Task to carry out → Your task is to quote the material that follows, in full and exactly.

Data entries for graphics
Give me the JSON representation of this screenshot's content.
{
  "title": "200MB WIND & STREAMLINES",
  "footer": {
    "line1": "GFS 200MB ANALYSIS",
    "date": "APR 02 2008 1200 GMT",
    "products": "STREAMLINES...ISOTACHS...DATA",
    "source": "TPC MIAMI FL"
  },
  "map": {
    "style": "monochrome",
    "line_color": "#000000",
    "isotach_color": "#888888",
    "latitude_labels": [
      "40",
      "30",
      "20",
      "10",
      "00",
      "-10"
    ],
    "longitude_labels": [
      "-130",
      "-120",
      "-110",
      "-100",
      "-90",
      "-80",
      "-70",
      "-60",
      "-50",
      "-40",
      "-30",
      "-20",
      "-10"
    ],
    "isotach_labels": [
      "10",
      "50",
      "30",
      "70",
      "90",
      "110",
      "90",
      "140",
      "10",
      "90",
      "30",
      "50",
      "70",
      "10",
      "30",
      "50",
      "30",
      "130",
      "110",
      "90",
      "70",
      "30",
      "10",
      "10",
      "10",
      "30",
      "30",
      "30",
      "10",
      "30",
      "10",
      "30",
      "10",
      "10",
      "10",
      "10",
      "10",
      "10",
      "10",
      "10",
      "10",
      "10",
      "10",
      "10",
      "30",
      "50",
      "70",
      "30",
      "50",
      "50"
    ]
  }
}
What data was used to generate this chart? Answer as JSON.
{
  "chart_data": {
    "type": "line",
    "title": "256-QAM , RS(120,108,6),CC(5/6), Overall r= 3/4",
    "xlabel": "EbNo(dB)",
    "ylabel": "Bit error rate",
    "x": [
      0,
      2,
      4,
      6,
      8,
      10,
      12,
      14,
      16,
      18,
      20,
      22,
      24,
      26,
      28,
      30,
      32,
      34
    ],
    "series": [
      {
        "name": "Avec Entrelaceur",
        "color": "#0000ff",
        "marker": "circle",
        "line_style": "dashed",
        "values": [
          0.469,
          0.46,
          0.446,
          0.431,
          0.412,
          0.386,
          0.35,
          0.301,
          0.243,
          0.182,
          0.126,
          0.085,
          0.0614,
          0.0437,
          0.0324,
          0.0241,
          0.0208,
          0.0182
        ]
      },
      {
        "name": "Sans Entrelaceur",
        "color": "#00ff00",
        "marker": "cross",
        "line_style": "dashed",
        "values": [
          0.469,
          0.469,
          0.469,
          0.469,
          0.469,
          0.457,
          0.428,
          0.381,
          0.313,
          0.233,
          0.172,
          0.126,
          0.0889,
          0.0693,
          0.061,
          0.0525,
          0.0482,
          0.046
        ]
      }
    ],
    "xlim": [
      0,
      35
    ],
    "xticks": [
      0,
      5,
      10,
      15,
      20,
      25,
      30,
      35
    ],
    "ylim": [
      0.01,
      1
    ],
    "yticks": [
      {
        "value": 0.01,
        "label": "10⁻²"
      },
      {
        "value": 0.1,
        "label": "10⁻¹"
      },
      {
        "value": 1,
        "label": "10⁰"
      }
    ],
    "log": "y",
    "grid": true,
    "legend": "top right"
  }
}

Solution below →
Give me the JSON representation of this screenshot's content.
{
  "title": "200MB WIND & STREAMLINES",
  "footer": {
    "line1": "GFS 200MB ANALYSIS",
    "date": "APR 02 2008 1200 GMT",
    "products": "STREAMLINES...ISOTACHS...DATA",
    "source": "TPC MIAMI FL"
  },
  "map": {
    "style": "monochrome",
    "line_color": "#000000",
    "isotach_color": "#888888",
    "latitude_labels": [
      "40",
      "30",
      "20",
      "10",
      "00",
      "-10"
    ],
    "longitude_labels": [
      "-130",
      "-120",
      "-110",
      "-100",
      "-90",
      "-80",
      "-70",
      "-60",
      "-50",
      "-40",
      "-30",
      "-20",
      "-10"
    ],
    "isotach_labels": [
      "10",
      "50",
      "30",
      "70",
      "90",
      "110",
      "90",
      "140",
      "10",
      "90",
      "30",
      "50",
      "70",
      "10",
      "30",
      "50",
      "30",
      "130",
      "110",
      "90",
      "70",
      "30",
      "10",
      "10",
      "10",
      "30",
      "30",
      "30",
      "10",
      "30",
      "10",
      "30",
      "10",
      "10",
      "10",
      "10",
      "10",
      "10",
      "10",
      "10",
      "10",
      "10",
      "10",
      "10",
      "30",
      "50",
      "70",
      "30",
      "50",
      "50"
    ]
  }
}
What data was used to generate this chart? Answer as JSON.
{
  "chart_data": {
    "type": "line",
    "title": "256-QAM , RS(120,108,6),CC(5/6), Overall r= 3/4",
    "xlabel": "EbNo(dB)",
    "ylabel": "Bit error rate",
    "x": [
      0,
      2,
      4,
      6,
      8,
      10,
      12,
      14,
      16,
      18,
      20,
      22,
      24,
      26,
      28,
      30,
      32,
      34
    ],
    "series": [
      {
        "name": "Avec Entrelaceur",
        "color": "#0000ff",
        "marker": "circle",
        "line_style": "dashed",
        "values": [
          0.469,
          0.46,
          0.446,
          0.431,
          0.412,
          0.386,
          0.35,
          0.301,
          0.243,
          0.182,
          0.126,
          0.085,
          0.0614,
          0.0437,
          0.0324,
          0.0241,
          0.0208,
          0.0182
        ]
      },
      {
        "name": "Sans Entrelaceur",
        "color": "#00ff00",
        "marker": "cross",
        "line_style": "dashed",
        "values": [
          0.469,
          0.469,
          0.469,
          0.469,
          0.469,
          0.457,
          0.428,
          0.381,
          0.313,
          0.233,
          0.172,
          0.126,
          0.0889,
          0.0693,
          0.061,
          0.0525,
          0.0482,
          0.046
        ]
      }
    ],
    "xlim": [
      0,
      35
    ],
    "xticks": [
      0,
      5,
      10,
      15,
      20,
      25,
      30,
      35
    ],
    "ylim": [
      0.01,
      1
    ],
    "yticks": [
      {
        "value": 0.01,
        "label": "10⁻²"
      },
      {
        "value": 0.1,
        "label": "10⁻¹"
      },
      {
        "value": 1,
        "label": "10⁰"
      }
    ],
    "log": "y",
    "grid": true,
    "legend": "top right"
  }
}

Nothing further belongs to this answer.